[Set task] Identify each line below containing the string "Pressure" and copy it.

[Material shown]
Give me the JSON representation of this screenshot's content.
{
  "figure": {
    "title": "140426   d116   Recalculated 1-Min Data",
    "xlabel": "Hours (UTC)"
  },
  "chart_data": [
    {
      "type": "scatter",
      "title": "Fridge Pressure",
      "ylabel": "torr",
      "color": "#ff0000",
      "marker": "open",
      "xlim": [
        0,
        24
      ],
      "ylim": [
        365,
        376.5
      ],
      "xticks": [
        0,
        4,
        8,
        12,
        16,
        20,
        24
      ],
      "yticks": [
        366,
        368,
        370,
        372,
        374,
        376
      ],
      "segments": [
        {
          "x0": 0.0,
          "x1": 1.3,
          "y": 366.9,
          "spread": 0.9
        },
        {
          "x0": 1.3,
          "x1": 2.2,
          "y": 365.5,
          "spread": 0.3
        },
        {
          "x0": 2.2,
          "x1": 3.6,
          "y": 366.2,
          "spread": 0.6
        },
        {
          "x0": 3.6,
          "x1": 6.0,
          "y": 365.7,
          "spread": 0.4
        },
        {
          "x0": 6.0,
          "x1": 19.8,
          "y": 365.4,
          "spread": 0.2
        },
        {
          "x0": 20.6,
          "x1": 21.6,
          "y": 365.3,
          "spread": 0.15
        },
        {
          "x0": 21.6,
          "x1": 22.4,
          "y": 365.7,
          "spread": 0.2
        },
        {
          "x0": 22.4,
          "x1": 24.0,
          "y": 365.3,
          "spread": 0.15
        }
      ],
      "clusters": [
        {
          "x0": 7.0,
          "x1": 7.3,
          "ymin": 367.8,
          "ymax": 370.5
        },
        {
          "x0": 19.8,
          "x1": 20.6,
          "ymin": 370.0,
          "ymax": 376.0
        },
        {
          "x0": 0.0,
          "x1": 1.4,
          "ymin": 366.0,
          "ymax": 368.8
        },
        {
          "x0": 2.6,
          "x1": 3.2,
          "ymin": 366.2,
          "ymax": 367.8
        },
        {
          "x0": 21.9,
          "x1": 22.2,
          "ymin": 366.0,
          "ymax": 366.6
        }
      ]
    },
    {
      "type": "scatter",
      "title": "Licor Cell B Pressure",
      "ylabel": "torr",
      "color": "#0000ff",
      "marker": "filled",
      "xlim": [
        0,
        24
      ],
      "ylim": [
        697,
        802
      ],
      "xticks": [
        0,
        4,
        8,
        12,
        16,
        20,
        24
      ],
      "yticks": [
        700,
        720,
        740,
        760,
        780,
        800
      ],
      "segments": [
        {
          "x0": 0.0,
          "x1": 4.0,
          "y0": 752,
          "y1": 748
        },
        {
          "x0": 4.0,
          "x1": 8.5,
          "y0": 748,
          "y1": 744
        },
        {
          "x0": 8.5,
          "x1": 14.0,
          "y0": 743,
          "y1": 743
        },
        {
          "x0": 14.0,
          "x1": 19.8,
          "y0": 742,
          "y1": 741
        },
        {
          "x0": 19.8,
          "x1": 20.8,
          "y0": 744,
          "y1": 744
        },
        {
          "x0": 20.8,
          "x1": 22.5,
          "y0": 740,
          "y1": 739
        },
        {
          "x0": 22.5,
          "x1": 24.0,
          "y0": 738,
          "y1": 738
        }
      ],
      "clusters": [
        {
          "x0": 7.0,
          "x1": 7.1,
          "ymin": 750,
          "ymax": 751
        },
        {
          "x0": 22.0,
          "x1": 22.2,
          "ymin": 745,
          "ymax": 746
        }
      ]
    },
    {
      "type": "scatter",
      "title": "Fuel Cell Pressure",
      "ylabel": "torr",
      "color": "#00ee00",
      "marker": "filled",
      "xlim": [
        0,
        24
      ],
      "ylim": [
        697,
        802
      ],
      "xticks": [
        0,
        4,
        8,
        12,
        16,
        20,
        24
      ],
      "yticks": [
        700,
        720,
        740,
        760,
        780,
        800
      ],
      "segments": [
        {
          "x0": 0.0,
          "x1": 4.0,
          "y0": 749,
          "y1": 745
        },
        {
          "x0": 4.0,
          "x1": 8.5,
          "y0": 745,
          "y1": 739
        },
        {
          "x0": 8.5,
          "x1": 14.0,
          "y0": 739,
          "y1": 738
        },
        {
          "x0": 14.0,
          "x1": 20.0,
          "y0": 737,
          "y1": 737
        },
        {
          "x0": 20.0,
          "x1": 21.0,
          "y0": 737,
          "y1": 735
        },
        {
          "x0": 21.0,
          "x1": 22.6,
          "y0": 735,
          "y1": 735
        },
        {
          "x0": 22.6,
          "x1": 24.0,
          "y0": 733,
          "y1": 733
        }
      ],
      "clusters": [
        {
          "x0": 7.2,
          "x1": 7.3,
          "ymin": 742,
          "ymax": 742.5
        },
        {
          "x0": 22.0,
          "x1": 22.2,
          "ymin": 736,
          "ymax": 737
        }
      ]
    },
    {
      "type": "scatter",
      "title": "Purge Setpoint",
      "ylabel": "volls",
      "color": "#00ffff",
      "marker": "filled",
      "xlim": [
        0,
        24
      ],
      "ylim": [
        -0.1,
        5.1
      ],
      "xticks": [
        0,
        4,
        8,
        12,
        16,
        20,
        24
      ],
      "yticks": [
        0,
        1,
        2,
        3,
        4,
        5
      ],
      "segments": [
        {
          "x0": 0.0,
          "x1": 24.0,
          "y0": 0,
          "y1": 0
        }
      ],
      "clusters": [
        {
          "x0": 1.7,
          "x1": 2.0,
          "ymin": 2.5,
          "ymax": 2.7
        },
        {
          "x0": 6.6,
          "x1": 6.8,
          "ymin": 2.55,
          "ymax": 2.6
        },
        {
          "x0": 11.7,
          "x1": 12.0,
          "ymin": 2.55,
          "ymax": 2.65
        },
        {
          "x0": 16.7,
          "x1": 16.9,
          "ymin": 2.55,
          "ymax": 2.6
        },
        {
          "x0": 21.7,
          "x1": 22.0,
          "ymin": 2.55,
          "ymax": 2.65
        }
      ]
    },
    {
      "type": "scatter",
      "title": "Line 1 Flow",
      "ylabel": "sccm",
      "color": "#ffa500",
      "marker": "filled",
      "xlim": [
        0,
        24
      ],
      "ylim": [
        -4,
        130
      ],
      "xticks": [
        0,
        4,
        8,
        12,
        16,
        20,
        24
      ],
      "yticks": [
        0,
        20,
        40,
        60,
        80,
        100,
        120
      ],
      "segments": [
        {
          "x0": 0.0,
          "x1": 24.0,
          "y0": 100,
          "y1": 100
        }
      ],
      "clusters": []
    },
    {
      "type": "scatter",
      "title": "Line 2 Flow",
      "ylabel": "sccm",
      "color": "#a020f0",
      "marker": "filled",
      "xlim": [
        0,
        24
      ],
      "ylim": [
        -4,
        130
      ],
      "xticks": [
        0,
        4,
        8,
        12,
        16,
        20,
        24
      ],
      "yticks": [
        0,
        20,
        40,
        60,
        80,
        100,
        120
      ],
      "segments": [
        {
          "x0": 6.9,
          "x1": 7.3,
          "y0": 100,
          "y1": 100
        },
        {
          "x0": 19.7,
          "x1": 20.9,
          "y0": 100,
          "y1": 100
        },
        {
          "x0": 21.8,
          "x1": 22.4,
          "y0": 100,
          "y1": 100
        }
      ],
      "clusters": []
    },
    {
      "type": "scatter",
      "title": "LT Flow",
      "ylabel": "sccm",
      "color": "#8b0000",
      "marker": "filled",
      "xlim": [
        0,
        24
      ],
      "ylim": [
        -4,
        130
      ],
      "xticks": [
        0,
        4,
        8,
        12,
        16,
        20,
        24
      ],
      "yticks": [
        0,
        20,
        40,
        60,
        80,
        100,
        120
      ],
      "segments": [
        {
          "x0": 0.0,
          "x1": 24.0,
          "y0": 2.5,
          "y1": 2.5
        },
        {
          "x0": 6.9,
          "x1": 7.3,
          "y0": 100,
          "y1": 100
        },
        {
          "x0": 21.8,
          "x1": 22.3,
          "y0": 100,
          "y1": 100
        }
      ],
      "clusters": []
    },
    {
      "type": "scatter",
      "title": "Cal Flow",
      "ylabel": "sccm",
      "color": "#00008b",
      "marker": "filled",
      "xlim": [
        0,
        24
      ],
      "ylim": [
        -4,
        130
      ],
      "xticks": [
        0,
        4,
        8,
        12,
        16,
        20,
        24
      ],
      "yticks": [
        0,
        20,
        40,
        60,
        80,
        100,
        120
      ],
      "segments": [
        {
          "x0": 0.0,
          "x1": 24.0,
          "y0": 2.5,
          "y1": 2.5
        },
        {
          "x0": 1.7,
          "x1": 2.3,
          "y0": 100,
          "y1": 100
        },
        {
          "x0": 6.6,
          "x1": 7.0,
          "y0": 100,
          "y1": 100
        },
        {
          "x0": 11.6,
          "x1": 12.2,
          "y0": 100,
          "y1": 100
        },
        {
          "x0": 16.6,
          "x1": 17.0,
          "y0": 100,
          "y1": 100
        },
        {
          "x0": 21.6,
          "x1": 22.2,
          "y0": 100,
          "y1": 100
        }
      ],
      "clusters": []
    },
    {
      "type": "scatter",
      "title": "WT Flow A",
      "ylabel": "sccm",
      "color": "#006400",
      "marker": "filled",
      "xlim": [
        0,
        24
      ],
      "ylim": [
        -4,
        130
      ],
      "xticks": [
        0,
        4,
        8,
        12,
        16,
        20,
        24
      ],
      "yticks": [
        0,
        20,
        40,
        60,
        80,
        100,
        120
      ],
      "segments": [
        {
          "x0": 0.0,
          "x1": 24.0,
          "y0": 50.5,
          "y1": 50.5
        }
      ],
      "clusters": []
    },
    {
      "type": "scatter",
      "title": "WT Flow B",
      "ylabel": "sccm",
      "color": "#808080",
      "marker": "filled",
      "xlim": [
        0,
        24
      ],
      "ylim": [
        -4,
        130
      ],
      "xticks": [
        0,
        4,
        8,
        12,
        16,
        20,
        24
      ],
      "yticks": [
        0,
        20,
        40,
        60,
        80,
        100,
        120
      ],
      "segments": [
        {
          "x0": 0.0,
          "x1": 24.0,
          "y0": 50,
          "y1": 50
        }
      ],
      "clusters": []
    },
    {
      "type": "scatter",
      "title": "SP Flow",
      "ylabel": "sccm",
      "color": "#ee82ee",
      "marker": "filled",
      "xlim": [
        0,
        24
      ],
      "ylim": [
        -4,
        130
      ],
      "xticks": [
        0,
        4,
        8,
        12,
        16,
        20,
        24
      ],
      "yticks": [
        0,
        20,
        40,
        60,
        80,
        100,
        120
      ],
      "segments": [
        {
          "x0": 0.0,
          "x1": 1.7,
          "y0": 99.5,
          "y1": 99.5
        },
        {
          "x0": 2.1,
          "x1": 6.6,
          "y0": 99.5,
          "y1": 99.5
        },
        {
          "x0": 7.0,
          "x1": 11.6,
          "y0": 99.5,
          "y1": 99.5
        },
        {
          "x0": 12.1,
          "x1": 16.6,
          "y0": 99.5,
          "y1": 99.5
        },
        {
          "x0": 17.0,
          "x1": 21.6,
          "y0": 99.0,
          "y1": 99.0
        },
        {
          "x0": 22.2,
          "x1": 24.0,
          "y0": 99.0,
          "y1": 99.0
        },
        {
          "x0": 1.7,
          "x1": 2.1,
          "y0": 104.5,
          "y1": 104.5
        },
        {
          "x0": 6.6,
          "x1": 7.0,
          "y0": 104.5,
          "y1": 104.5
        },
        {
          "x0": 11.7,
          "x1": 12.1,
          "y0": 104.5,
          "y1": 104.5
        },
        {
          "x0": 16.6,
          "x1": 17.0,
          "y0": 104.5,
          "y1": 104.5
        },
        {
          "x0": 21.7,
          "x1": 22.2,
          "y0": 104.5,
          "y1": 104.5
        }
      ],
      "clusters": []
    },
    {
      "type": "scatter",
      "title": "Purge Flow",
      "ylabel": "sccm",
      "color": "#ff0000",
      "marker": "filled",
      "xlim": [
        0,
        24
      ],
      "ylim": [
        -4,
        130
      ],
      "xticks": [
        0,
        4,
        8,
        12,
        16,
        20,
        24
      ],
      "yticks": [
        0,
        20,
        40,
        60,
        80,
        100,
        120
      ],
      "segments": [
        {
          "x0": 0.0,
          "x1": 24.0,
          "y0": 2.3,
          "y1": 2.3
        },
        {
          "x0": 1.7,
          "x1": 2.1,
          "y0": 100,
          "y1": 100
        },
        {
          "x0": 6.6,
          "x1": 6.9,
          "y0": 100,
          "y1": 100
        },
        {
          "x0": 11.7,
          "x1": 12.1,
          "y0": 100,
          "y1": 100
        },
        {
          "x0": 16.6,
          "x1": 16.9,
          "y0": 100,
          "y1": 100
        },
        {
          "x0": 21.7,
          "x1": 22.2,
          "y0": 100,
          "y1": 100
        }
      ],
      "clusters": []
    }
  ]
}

[Response below]
      "title": "Fridge Pressure",
      "title": "Licor Cell B Pressure",
      "title": "Fuel Cell Pressure",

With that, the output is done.